§ EXERCISE DESCRIPTION:
Reproduce the records below exactly as given.

==== MATERIAL TO PROCESS

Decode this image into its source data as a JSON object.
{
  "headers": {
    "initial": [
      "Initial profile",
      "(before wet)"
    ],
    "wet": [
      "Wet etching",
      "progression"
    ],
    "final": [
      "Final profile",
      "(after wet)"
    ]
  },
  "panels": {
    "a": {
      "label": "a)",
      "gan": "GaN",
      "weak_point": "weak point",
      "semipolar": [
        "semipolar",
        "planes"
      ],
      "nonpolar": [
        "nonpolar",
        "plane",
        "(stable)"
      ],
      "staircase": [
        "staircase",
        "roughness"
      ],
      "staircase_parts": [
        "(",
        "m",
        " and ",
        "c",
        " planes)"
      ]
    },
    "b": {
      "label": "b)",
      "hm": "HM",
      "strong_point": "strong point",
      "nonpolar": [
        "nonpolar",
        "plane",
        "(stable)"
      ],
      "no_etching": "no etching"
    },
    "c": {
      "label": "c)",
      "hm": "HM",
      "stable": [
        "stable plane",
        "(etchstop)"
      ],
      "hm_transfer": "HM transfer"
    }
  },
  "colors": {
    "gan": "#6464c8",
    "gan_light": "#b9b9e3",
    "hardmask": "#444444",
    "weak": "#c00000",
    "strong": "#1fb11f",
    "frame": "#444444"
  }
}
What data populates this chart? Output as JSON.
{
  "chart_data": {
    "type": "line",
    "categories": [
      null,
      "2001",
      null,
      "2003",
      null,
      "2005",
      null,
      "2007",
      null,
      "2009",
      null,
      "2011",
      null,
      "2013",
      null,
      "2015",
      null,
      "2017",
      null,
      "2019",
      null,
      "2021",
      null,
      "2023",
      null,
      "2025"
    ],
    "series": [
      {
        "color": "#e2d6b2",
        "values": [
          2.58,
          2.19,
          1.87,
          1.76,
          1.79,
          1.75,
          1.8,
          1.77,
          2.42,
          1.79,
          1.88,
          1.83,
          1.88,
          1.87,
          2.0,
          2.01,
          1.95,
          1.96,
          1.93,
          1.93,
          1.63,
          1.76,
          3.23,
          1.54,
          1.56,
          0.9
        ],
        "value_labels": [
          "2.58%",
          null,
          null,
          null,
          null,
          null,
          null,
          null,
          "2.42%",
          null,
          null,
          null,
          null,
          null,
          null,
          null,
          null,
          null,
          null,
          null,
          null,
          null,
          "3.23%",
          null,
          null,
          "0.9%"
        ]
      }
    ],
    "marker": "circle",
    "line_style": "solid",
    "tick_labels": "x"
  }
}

========

§ THE COMPLETED TASK:
Decode this image into its source data as a JSON object.
{
  "headers": {
    "initial": [
      "Initial profile",
      "(before wet)"
    ],
    "wet": [
      "Wet etching",
      "progression"
    ],
    "final": [
      "Final profile",
      "(after wet)"
    ]
  },
  "panels": {
    "a": {
      "label": "a)",
      "gan": "GaN",
      "weak_point": "weak point",
      "semipolar": [
        "semipolar",
        "planes"
      ],
      "nonpolar": [
        "nonpolar",
        "plane",
        "(stable)"
      ],
      "staircase": [
        "staircase",
        "roughness"
      ],
      "staircase_parts": [
        "(",
        "m",
        " and ",
        "c",
        " planes)"
      ]
    },
    "b": {
      "label": "b)",
      "hm": "HM",
      "strong_point": "strong point",
      "nonpolar": [
        "nonpolar",
        "plane",
        "(stable)"
      ],
      "no_etching": "no etching"
    },
    "c": {
      "label": "c)",
      "hm": "HM",
      "stable": [
        "stable plane",
        "(etchstop)"
      ],
      "hm_transfer": "HM transfer"
    }
  },
  "colors": {
    "gan": "#6464c8",
    "gan_light": "#b9b9e3",
    "hardmask": "#444444",
    "weak": "#c00000",
    "strong": "#1fb11f",
    "frame": "#444444"
  }
}
What data populates this chart? Output as JSON.
{
  "chart_data": {
    "type": "line",
    "categories": [
      null,
      "2001",
      null,
      "2003",
      null,
      "2005",
      null,
      "2007",
      null,
      "2009",
      null,
      "2011",
      null,
      "2013",
      null,
      "2015",
      null,
      "2017",
      null,
      "2019",
      null,
      "2021",
      null,
      "2023",
      null,
      "2025"
    ],
    "series": [
      {
        "color": "#e2d6b2",
        "values": [
          2.58,
          2.19,
          1.87,
          1.76,
          1.79,
          1.75,
          1.8,
          1.77,
          2.42,
          1.79,
          1.88,
          1.83,
          1.88,
          1.87,
          2.0,
          2.01,
          1.95,
          1.96,
          1.93,
          1.93,
          1.63,
          1.76,
          3.23,
          1.54,
          1.56,
          0.9
        ],
        "value_labels": [
          "2.58%",
          null,
          null,
          null,
          null,
          null,
          null,
          null,
          "2.42%",
          null,
          null,
          null,
          null,
          null,
          null,
          null,
          null,
          null,
          null,
          null,
          null,
          null,
          "3.23%",
          null,
          null,
          "0.9%"
        ]
      }
    ],
    "marker": "circle",
    "line_style": "solid",
    "tick_labels": "x"
  }
}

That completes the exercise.